Saved entries:
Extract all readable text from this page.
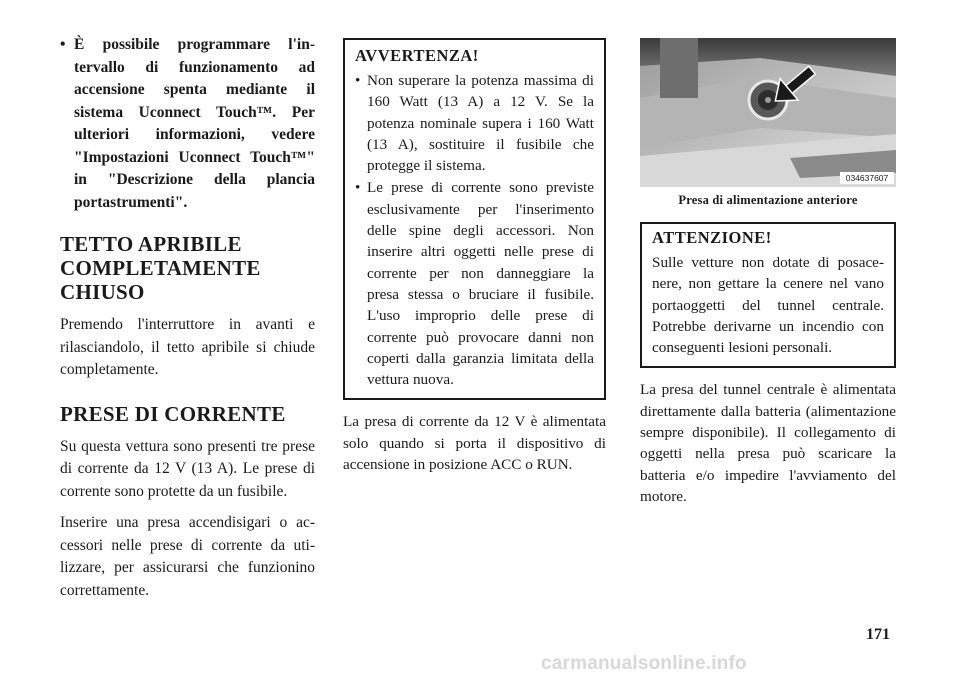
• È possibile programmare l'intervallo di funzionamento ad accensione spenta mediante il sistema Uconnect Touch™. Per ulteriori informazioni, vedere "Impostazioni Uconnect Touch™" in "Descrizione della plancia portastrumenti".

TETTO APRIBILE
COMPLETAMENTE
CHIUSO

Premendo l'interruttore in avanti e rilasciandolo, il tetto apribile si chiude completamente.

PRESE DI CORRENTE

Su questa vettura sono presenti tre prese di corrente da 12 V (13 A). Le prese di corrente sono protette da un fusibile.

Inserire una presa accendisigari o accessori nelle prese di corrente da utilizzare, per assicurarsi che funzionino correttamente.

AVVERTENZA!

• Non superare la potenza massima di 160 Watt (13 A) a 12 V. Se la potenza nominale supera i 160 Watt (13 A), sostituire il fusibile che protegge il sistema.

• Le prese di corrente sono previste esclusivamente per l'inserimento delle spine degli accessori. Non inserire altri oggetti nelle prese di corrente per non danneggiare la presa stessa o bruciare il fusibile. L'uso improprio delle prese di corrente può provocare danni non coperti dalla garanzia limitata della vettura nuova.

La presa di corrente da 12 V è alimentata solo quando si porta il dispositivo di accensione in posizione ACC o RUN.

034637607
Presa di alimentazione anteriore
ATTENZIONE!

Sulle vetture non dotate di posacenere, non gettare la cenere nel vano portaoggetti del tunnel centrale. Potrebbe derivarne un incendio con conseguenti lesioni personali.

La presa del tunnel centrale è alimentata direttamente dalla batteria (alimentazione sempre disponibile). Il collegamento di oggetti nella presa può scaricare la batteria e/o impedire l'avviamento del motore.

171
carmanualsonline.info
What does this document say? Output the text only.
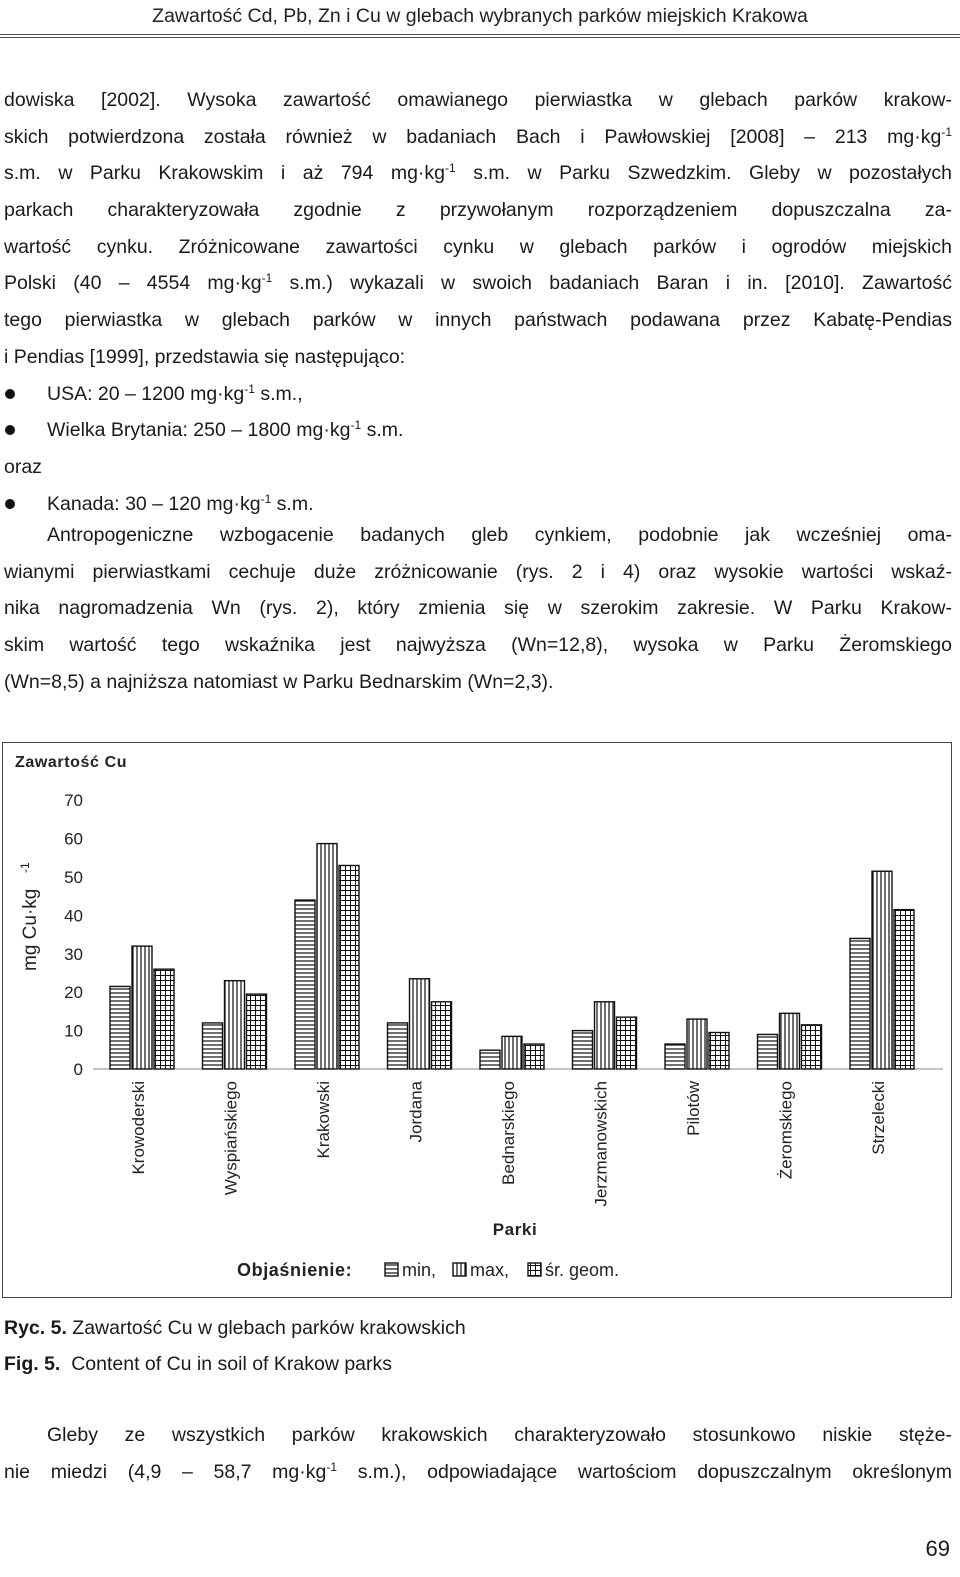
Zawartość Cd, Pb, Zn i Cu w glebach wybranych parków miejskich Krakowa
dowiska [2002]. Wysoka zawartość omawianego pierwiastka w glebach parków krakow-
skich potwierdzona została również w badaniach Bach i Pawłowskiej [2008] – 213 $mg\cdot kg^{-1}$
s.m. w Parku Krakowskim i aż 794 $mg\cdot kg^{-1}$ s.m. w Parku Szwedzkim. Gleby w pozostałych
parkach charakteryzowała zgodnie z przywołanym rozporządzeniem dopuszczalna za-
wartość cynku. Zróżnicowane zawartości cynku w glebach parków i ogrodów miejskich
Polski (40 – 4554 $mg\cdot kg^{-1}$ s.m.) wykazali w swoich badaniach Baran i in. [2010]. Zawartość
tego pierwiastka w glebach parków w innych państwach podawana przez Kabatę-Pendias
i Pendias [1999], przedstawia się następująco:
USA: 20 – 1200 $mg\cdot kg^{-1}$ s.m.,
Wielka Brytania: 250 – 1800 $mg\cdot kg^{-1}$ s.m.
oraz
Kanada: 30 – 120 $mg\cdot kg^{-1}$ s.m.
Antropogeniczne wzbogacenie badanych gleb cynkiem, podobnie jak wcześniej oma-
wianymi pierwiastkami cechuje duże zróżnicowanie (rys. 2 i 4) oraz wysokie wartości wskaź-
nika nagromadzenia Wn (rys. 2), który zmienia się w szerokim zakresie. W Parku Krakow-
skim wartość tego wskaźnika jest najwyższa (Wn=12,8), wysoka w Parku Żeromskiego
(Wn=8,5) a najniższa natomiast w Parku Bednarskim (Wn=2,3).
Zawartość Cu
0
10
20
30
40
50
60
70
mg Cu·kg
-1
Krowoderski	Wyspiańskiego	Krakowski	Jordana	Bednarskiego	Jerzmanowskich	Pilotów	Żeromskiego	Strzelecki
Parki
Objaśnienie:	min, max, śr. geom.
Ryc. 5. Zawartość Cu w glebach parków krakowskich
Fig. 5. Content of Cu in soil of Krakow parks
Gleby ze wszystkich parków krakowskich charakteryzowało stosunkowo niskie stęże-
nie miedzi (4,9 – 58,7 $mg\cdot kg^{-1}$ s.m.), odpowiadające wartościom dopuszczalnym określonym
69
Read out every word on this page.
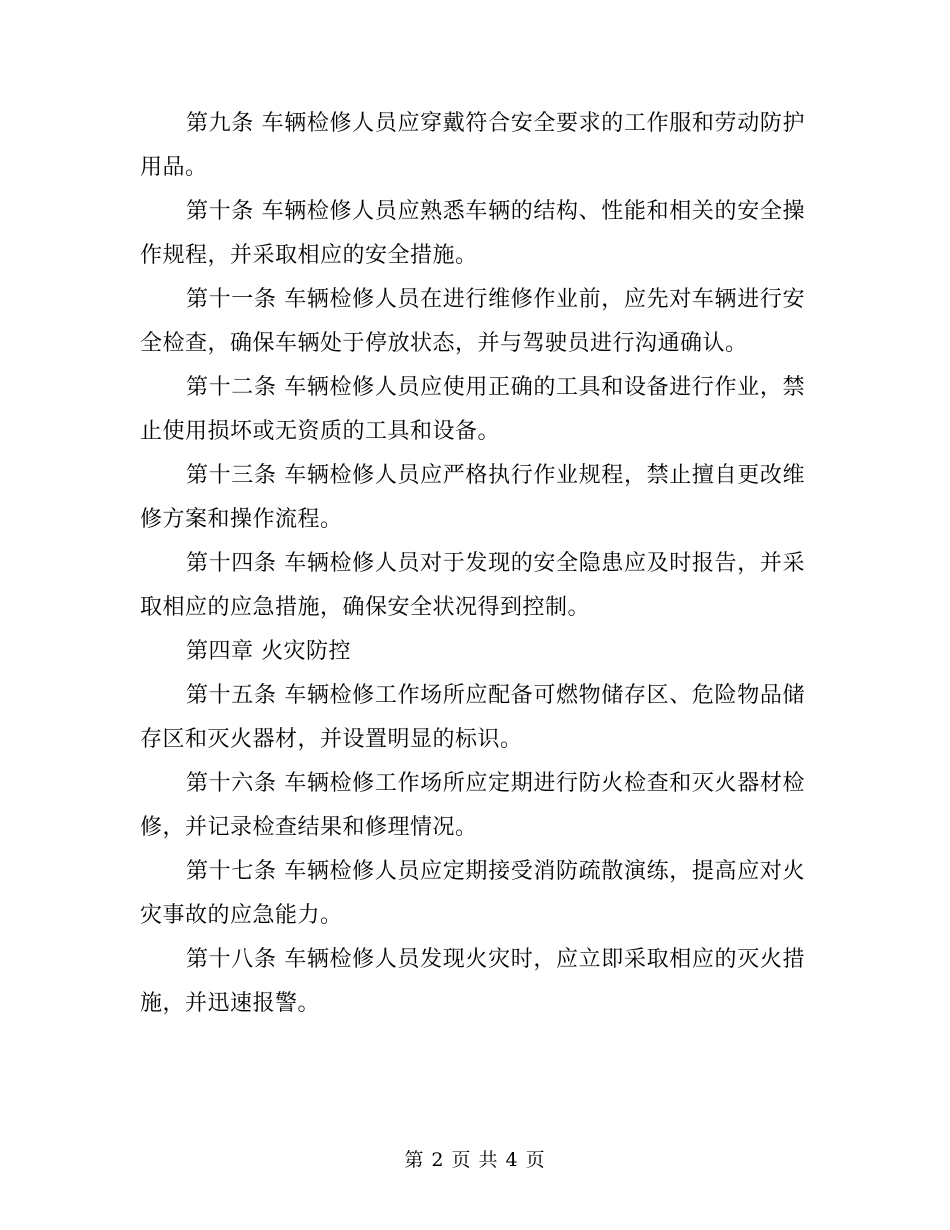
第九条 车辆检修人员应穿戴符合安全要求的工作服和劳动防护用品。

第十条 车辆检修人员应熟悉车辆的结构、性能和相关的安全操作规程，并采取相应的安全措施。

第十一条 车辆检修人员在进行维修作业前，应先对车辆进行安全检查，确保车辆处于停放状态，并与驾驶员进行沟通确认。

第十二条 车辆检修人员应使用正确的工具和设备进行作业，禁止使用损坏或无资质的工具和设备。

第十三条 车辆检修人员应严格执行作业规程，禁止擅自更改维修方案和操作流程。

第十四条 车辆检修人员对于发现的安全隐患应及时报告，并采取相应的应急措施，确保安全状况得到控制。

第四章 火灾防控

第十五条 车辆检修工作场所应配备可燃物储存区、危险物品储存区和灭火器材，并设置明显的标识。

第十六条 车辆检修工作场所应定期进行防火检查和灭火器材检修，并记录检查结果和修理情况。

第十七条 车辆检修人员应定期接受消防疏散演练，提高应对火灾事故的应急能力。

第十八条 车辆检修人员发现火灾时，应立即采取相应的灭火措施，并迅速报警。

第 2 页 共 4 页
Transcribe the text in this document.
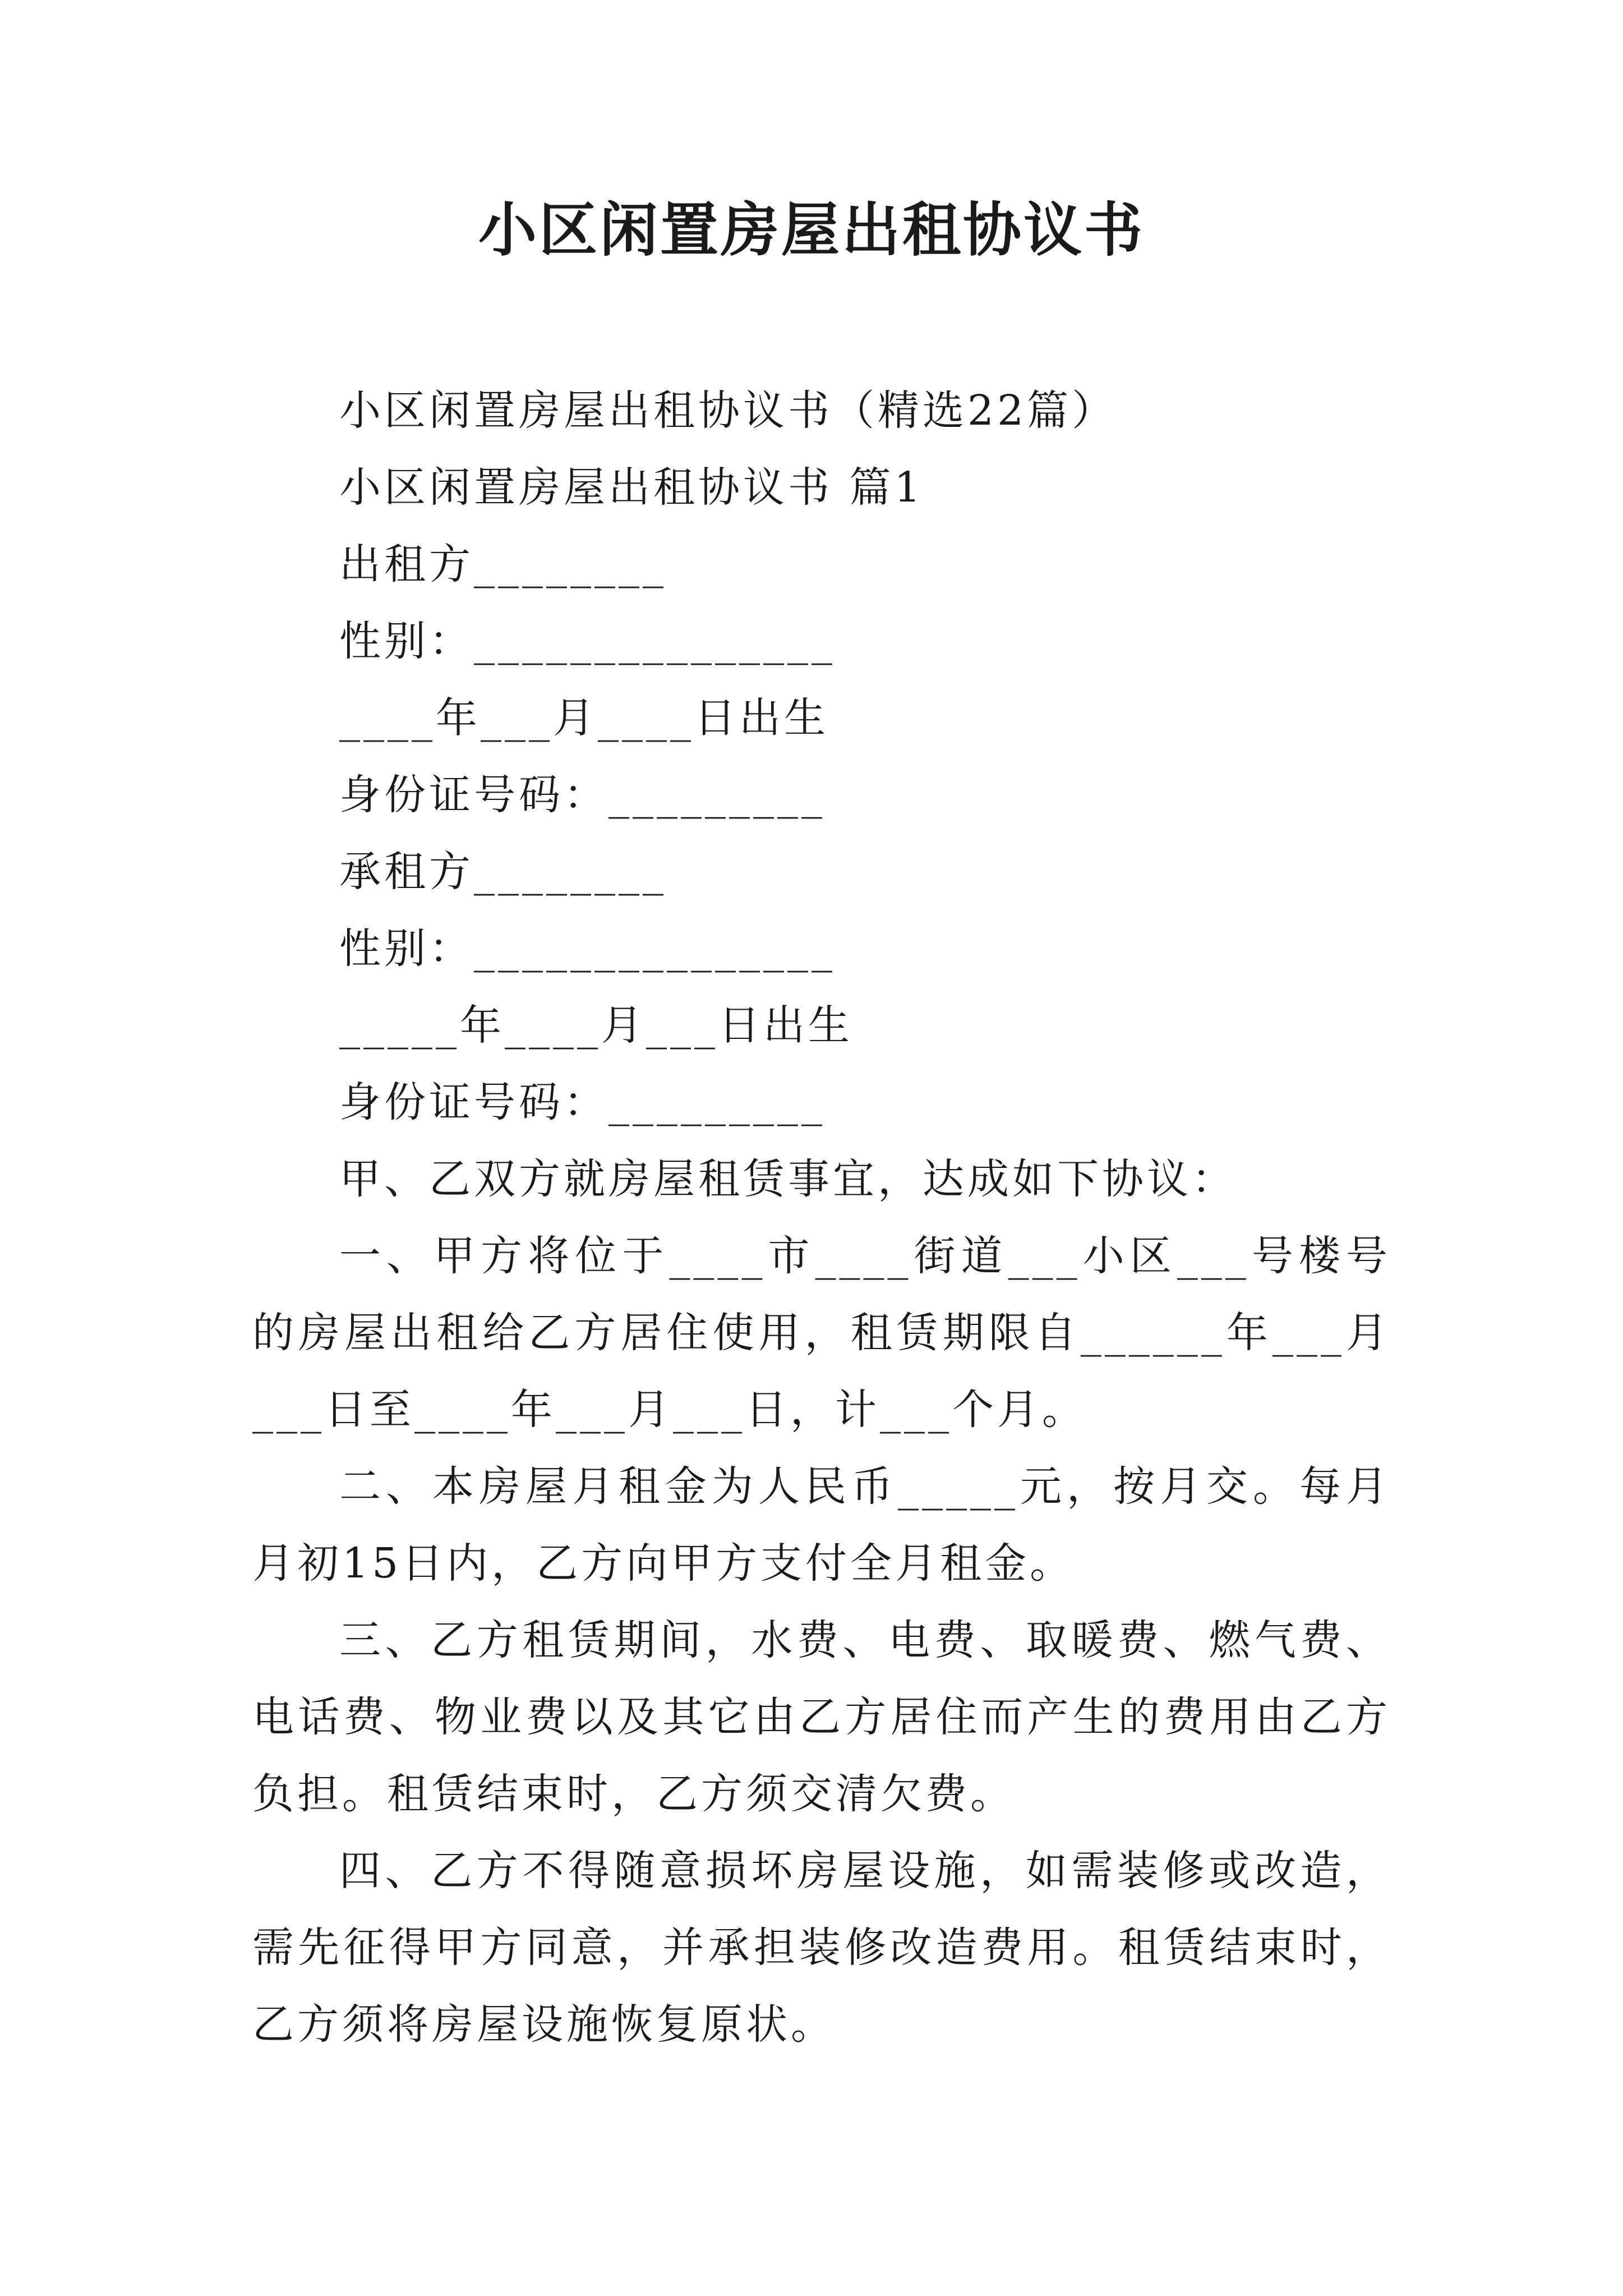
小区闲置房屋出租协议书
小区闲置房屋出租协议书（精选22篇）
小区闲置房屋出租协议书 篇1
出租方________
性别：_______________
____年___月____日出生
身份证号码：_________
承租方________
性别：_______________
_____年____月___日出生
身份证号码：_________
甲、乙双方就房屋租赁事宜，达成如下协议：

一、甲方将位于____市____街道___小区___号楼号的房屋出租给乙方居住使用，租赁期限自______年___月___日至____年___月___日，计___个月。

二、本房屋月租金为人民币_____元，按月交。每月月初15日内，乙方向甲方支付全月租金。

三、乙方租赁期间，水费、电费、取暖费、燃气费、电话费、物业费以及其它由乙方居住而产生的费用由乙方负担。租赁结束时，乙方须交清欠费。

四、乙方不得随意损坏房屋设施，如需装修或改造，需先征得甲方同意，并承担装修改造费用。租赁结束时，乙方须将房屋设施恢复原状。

» DIRECTIONS FOR THIS TASK: Please reproduce nothing but the lines from the one containing "Transcribe the text in this document." through the closing line of the listing, retyped word for word, pictures excluded.

» WORKED ANSWER:
Transcribe the text in this document.
小区闲置房屋出租协议书
小区闲置房屋出租协议书（精选22篇）
小区闲置房屋出租协议书 篇1
出租方________
性别：_______________
____年___月____日出生
身份证号码：_________
承租方________
性别：_______________
_____年____月___日出生
身份证号码：_________
甲、乙双方就房屋租赁事宜，达成如下协议：

一、甲方将位于____市____街道___小区___号楼号的房屋出租给乙方居住使用，租赁期限自______年___月___日至____年___月___日，计___个月。

二、本房屋月租金为人民币_____元，按月交。每月月初15日内，乙方向甲方支付全月租金。

三、乙方租赁期间，水费、电费、取暖费、燃气费、电话费、物业费以及其它由乙方居住而产生的费用由乙方负担。租赁结束时，乙方须交清欠费。

四、乙方不得随意损坏房屋设施，如需装修或改造，需先征得甲方同意，并承担装修改造费用。租赁结束时，乙方须将房屋设施恢复原状。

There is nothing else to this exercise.